Structured figure records
⁂

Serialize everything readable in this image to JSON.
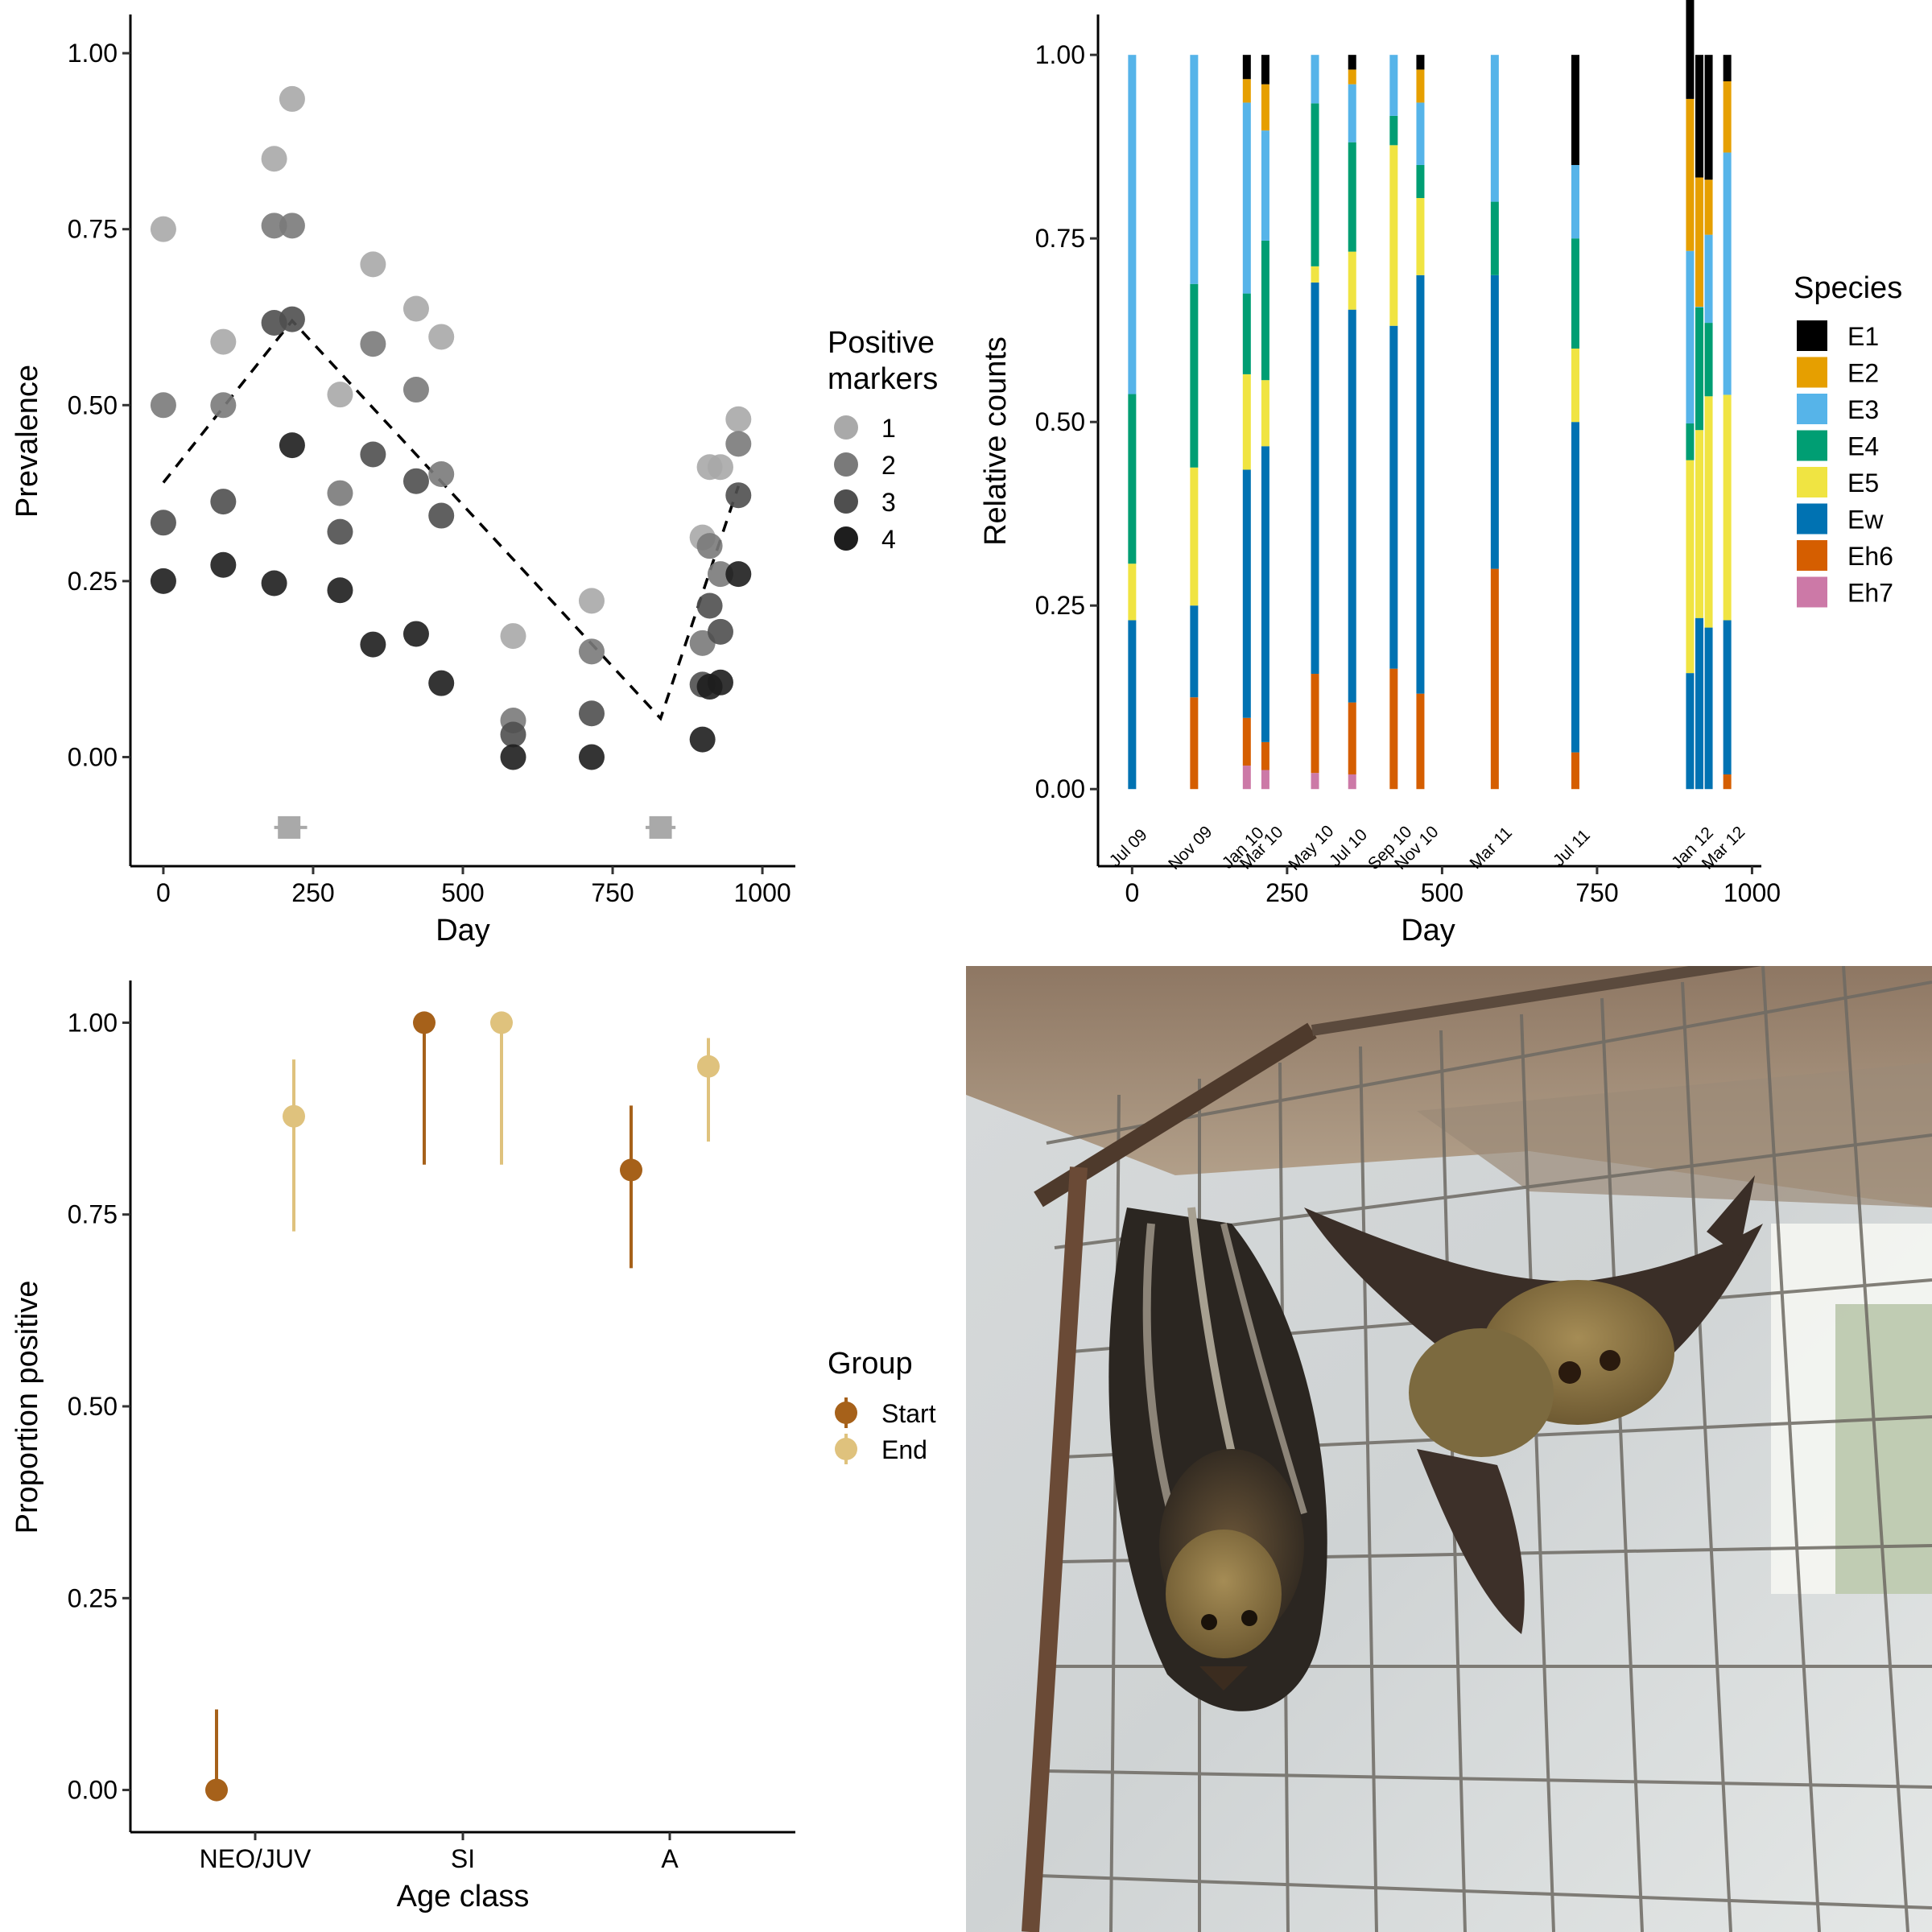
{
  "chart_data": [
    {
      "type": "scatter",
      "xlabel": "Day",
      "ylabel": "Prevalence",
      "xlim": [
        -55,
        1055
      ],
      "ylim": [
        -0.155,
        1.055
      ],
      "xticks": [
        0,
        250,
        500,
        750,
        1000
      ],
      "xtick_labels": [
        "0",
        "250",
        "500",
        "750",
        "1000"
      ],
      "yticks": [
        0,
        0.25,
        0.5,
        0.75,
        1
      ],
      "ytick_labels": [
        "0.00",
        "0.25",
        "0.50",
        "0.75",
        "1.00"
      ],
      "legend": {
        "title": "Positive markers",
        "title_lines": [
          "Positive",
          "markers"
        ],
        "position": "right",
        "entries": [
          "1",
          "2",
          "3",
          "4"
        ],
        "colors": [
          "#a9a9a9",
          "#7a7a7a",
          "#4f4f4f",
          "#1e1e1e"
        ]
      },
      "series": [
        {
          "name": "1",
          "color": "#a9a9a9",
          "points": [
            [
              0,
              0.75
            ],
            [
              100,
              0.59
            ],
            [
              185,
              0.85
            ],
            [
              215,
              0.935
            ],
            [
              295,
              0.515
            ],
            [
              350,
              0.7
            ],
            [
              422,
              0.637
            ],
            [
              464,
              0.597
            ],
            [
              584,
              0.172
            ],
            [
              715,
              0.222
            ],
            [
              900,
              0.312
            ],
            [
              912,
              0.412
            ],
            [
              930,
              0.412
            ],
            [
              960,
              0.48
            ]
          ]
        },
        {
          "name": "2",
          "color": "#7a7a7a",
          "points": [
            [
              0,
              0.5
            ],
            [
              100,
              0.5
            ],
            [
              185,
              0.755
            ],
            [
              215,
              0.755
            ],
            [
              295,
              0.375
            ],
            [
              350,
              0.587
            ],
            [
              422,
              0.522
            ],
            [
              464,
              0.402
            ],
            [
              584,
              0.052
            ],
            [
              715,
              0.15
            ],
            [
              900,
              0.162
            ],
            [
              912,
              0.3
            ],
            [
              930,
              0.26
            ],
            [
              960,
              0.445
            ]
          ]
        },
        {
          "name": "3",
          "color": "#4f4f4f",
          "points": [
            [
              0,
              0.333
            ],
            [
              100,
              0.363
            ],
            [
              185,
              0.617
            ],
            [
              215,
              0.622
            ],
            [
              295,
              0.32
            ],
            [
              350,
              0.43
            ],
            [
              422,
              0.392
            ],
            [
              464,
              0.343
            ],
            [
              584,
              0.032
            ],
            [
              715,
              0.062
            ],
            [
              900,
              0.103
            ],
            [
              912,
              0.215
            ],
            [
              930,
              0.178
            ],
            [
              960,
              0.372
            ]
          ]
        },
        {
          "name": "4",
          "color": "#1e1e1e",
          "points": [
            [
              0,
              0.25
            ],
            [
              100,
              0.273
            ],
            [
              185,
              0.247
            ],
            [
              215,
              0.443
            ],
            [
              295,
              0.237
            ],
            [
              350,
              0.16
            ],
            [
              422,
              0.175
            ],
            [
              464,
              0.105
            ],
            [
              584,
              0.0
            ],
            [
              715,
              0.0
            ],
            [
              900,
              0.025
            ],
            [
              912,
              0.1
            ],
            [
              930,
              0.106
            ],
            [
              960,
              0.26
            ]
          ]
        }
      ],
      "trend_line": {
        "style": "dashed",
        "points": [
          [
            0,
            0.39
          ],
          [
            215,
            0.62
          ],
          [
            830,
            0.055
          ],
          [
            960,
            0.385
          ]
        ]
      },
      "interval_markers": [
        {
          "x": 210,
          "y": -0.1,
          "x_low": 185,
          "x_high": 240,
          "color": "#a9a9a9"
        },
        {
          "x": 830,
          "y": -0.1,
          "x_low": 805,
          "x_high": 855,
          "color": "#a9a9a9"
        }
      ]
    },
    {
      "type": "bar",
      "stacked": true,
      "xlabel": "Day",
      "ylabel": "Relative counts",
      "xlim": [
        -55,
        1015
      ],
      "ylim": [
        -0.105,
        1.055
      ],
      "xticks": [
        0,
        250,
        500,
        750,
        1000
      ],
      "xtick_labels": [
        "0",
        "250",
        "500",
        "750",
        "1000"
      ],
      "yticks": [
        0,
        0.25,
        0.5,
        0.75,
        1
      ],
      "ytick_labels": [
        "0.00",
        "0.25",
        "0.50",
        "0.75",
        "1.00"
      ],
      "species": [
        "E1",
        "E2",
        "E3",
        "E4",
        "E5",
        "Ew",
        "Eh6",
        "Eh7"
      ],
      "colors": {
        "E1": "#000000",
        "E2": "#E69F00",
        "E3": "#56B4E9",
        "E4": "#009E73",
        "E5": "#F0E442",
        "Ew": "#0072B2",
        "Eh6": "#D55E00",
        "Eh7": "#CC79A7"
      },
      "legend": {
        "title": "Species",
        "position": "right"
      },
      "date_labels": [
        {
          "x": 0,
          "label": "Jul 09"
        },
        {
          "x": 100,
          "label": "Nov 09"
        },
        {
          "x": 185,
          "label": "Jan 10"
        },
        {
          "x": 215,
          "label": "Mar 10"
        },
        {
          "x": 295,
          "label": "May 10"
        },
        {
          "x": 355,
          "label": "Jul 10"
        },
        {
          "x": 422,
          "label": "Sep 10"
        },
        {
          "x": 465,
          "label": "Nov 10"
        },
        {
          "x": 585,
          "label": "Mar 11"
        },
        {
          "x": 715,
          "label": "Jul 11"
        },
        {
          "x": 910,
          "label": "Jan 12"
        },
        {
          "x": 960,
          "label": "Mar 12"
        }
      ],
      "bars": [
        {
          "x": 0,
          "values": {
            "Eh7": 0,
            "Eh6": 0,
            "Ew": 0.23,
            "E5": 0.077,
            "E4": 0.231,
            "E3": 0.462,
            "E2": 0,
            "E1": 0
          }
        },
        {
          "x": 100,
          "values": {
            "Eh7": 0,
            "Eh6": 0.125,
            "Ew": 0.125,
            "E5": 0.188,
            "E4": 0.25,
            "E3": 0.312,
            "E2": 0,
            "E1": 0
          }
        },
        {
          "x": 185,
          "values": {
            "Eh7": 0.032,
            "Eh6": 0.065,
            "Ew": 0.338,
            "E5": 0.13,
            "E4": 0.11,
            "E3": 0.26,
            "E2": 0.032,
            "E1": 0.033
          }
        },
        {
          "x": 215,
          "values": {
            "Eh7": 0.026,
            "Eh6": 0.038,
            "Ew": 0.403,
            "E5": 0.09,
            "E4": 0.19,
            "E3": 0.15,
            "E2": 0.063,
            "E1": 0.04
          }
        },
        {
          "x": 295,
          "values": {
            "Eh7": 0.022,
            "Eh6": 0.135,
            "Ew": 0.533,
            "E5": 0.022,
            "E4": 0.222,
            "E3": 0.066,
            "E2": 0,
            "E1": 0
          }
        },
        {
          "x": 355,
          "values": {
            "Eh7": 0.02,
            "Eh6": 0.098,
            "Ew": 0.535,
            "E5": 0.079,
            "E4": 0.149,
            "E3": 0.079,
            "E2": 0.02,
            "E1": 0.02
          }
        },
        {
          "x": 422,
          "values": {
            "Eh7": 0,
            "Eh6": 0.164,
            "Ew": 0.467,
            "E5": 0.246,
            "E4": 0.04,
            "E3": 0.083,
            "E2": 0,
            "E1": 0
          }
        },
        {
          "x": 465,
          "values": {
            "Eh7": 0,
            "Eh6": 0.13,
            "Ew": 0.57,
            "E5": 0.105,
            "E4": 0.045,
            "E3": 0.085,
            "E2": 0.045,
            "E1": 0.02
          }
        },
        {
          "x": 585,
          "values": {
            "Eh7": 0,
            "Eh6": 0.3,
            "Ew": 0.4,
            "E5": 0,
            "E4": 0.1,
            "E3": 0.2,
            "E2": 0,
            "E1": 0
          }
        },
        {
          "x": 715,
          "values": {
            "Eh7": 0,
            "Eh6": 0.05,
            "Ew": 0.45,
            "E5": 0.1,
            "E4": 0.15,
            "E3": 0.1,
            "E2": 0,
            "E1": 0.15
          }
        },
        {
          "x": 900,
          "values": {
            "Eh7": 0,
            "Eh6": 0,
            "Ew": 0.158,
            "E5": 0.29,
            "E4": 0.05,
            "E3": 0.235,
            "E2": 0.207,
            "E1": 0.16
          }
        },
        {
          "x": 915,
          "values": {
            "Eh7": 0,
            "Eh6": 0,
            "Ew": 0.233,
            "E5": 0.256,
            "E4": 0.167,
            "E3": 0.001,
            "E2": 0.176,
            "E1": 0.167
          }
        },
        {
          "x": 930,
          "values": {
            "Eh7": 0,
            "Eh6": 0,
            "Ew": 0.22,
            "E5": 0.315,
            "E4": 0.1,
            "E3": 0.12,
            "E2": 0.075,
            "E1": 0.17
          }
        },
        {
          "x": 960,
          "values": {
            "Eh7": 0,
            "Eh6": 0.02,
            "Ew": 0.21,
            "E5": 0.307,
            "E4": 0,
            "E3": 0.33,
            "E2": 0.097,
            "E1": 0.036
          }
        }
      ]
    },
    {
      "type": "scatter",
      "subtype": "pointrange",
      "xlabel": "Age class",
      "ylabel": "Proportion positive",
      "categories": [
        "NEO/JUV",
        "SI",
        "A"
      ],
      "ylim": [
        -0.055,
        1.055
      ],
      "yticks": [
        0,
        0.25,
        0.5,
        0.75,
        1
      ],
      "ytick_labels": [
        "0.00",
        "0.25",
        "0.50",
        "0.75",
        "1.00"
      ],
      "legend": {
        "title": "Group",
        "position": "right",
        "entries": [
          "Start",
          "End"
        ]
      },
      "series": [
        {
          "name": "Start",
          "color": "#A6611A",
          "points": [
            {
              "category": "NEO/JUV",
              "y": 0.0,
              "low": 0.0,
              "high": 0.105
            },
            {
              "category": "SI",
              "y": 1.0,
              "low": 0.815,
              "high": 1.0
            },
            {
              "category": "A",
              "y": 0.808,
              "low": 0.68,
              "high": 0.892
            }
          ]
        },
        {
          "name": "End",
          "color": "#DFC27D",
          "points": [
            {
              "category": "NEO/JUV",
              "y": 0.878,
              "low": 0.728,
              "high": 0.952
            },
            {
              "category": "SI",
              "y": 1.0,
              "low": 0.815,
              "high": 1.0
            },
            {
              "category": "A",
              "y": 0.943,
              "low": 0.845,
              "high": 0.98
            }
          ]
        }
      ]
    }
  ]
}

⁂

Copy every line from the records above that contains the word "ylabel".

      "ylabel": "Prevalence",
      "ylabel": "Relative counts",
      "ylabel": "Proportion positive",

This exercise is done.